━━━ DATA FOR PROCESSING ━━━

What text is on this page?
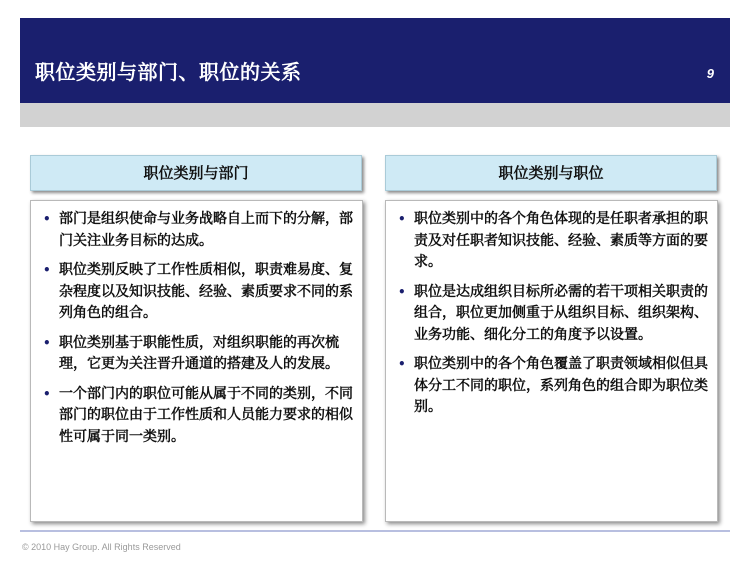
职位类别与部门、职位的关系	9
职位类别与部门
• 部门是组织使命与业务战略自上而下的分解，部门关注业务目标的达成。
• 职位类别反映了工作性质相似，职责难易度、复杂程度以及知识技能、经验、素质要求不同的系列角色的组合。
• 职位类别基于职能性质，对组织职能的再次梳理，它更为关注晋升通道的搭建及人的发展。
• 一个部门内的职位可能从属于不同的类别，不同部门的职位由于工作性质和人员能力要求的相似性可属于同一类别。
职位类别与职位
• 职位类别中的各个角色体现的是任职者承担的职责及对任职者知识技能、经验、素质等方面的要求。
• 职位是达成组织目标所必需的若干项相关职责的组合，职位更加侧重于从组织目标、组织架构、业务功能、细化分工的角度予以设置。
• 职位类别中的各个角色覆盖了职责领域相似但具体分工不同的职位，系列角色的组合即为职位类别。
© 2010 Hay Group. All Rights Reserved
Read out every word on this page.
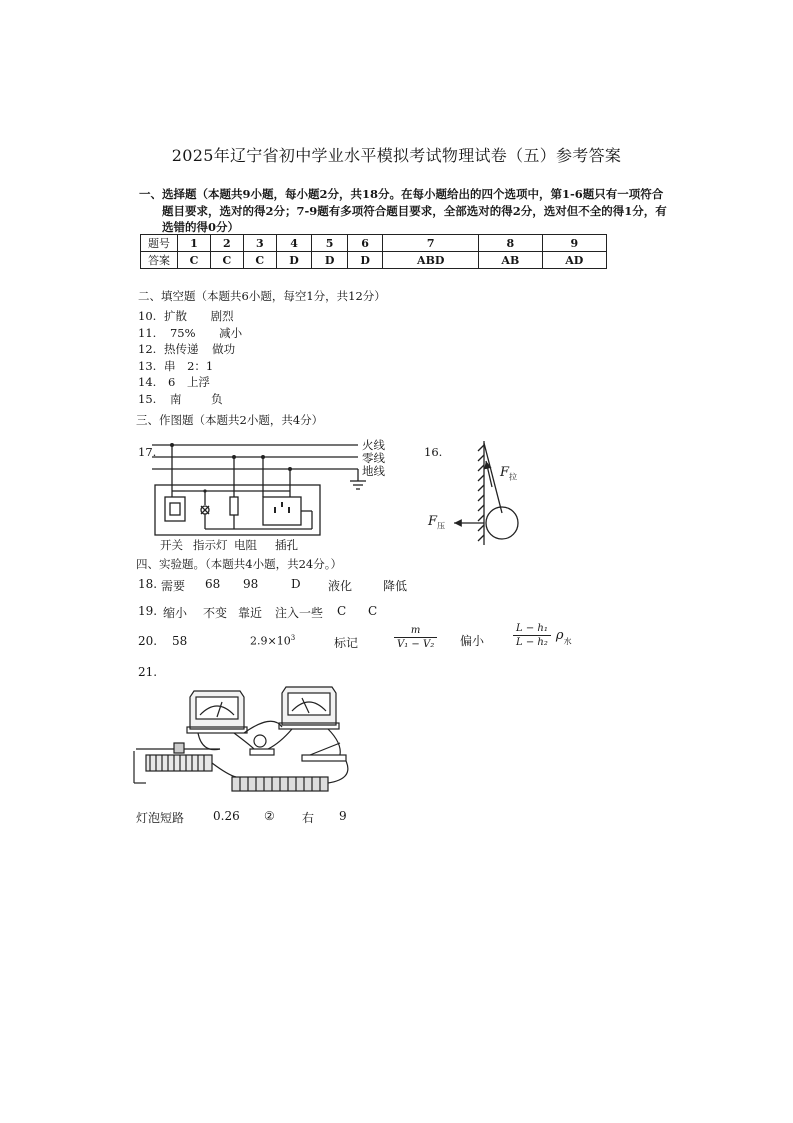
2025年辽宁省初中学业水平模拟考试物理试卷（五）参考答案
一、选择题（本题共9小题，每小题2分，共18分。在每小题给出的四个选项中，第1-6题只有一项符合
题目要求，选对的得2分；7-9题有多项符合题目要求，全部选对的得2分，选对但不全的得1分，有
选错的得0分）
题号	1	2	3	4	5	6	7	8	9
答案	C	C	C	D	D	D	ABD	AB	AD
二、填空题（本题共6小题，每空1分，共12分）
10. 扩散 剧烈
11. 75% 减小
12. 热传递 做功
13. 串 2：1
14. 6 上浮
15. 南	负
三、作图题（本题共2小题，共4分）
17.	火线
零线
地线
开关 指示灯 电阻 插孔
16.
$F_拉$
$F_压$
四、实验题。（本题共4小题，共24分。）
18. 需要 68 98	D 液化	降低
19. 缩小 不变 靠近 注入一些 C C
20. 58	$2.9\times 10^3$	标记	$\frac{m}{\text{V₁ − V₂}}$ 偏小	$\frac{\text{L − h₁}}{\text{L − h₂}} \rho_水$
21.
灯泡短路 0.26 ② 右 9
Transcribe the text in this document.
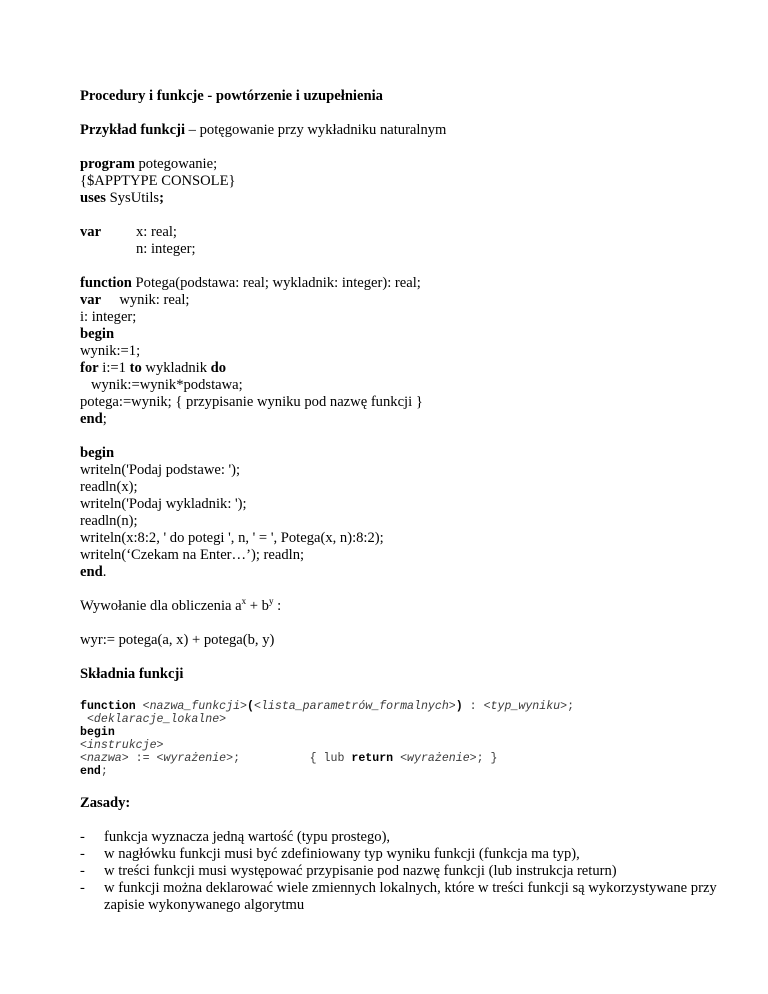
Procedury i funkcje - powtórzenie i uzupełnienia

Przykład funkcji – potęgowanie przy wykładniku naturalnym

program potegowanie;

{$APPTYPE CONSOLE}

uses SysUtils;

var	x: real;

n: integer;

function Potega(podstawa: real; wykladnik: integer): real;

var     wynik: real;

i: integer;

begin

wynik:=1;

for i:=1 to wykladnik do

wynik:=wynik*podstawa;

potega:=wynik; { przypisanie wyniku pod nazwę funkcji }

end;

begin

writeln('Podaj podstawe: ');

readln(x);

writeln('Podaj wykladnik: ');

readln(n);

writeln(x:8:2, ' do potegi ', n, ' = ', Potega(x, n):8:2);

writeln(‘Czekam na Enter…’); readln;

end.

Wywołanie dla obliczenia $a^x + b^y$ :

wyr:= potega(a, x) + potega(b, y)

Składnia funkcji

function <nazwa_funkcji>(<lista_parametrów_formalnych>) : <typ_wyniku>;

<deklaracje_lokalne>

begin

<instrukcje>

<nazwa> := <wyrażenie>;	{ lub return <wyrażenie>; }

end;

Zasady:

-	funkcja wyznacza jedną wartość (typu prostego),
-	w nagłówku funkcji musi być zdefiniowany typ wyniku funkcji (funkcja ma typ),
-	w treści funkcji musi występować przypisanie pod nazwę funkcji (lub instrukcja return)
-	w funkcji można deklarować wiele zmiennych lokalnych, które w treści funkcji są wykorzystywane przy zapisie wykonywanego algorytmu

━━━

OBJECTIVE: Copy out the whole listing exactly, and don't carry over any pictures.

RESPONSE TO THIS EXERCISE:
What text is on this page?
职位类别与部门、职位的关系	9
职位类别与部门
• 部门是组织使命与业务战略自上而下的分解，部门关注业务目标的达成。
• 职位类别反映了工作性质相似，职责难易度、复杂程度以及知识技能、经验、素质要求不同的系列角色的组合。
• 职位类别基于职能性质，对组织职能的再次梳理，它更为关注晋升通道的搭建及人的发展。
• 一个部门内的职位可能从属于不同的类别，不同部门的职位由于工作性质和人员能力要求的相似性可属于同一类别。
职位类别与职位
• 职位类别中的各个角色体现的是任职者承担的职责及对任职者知识技能、经验、素质等方面的要求。
• 职位是达成组织目标所必需的若干项相关职责的组合，职位更加侧重于从组织目标、组织架构、业务功能、细化分工的角度予以设置。
• 职位类别中的各个角色覆盖了职责领域相似但具体分工不同的职位，系列角色的组合即为职位类别。
© 2010 Hay Group. All Rights Reserved
Read out every word on this page.
2025年辽宁省初中学业水平模拟考试物理试卷（五）参考答案
一、选择题（本题共9小题，每小题2分，共18分。在每小题给出的四个选项中，第1-6题只有一项符合
题目要求，选对的得2分；7-9题有多项符合题目要求，全部选对的得2分，选对但不全的得1分，有
选错的得0分）
题号	1	2	3	4	5	6	7	8	9
答案	C	C	C	D	D	D	ABD	AB	AD
二、填空题（本题共6小题，每空1分，共12分）
10. 扩散 剧烈
11. 75% 减小
12. 热传递 做功
13. 串 2：1
14. 6 上浮
15. 南	负
三、作图题（本题共2小题，共4分）
17.	火线
零线
地线
开关 指示灯 电阻 插孔
16.
$F_拉$
$F_压$
四、实验题。（本题共4小题，共24分。）
18. 需要 68 98	D 液化	降低
19. 缩小 不变 靠近 注入一些 C C
20. 58	$2.9\times 10^3$	标记	$\frac{m}{\text{V₁ − V₂}}$ 偏小	$\frac{\text{L − h₁}}{\text{L − h₂}} \rho_水$
21.
灯泡短路 0.26 ② 右 9
Transcribe the text in this document.
Procedury i funkcje - powtórzenie i uzupełnienia

Przykład funkcji – potęgowanie przy wykładniku naturalnym

program potegowanie;

{$APPTYPE CONSOLE}

uses SysUtils;

var	x: real;

n: integer;

function Potega(podstawa: real; wykladnik: integer): real;

var     wynik: real;

i: integer;

begin

wynik:=1;

for i:=1 to wykladnik do

wynik:=wynik*podstawa;

potega:=wynik; { przypisanie wyniku pod nazwę funkcji }

end;

begin

writeln('Podaj podstawe: ');

readln(x);

writeln('Podaj wykladnik: ');

readln(n);

writeln(x:8:2, ' do potegi ', n, ' = ', Potega(x, n):8:2);

writeln(‘Czekam na Enter…’); readln;

end.

Wywołanie dla obliczenia $a^x + b^y$ :

wyr:= potega(a, x) + potega(b, y)

Składnia funkcji

function <nazwa_funkcji>(<lista_parametrów_formalnych>) : <typ_wyniku>;

<deklaracje_lokalne>

begin

<instrukcje>

<nazwa> := <wyrażenie>;	{ lub return <wyrażenie>; }

end;

Zasady:

-	funkcja wyznacza jedną wartość (typu prostego),
-	w nagłówku funkcji musi być zdefiniowany typ wyniku funkcji (funkcja ma typ),
-	w treści funkcji musi występować przypisanie pod nazwę funkcji (lub instrukcja return)
-	w funkcji można deklarować wiele zmiennych lokalnych, które w treści funkcji są wykorzystywane przy zapisie wykonywanego algorytmu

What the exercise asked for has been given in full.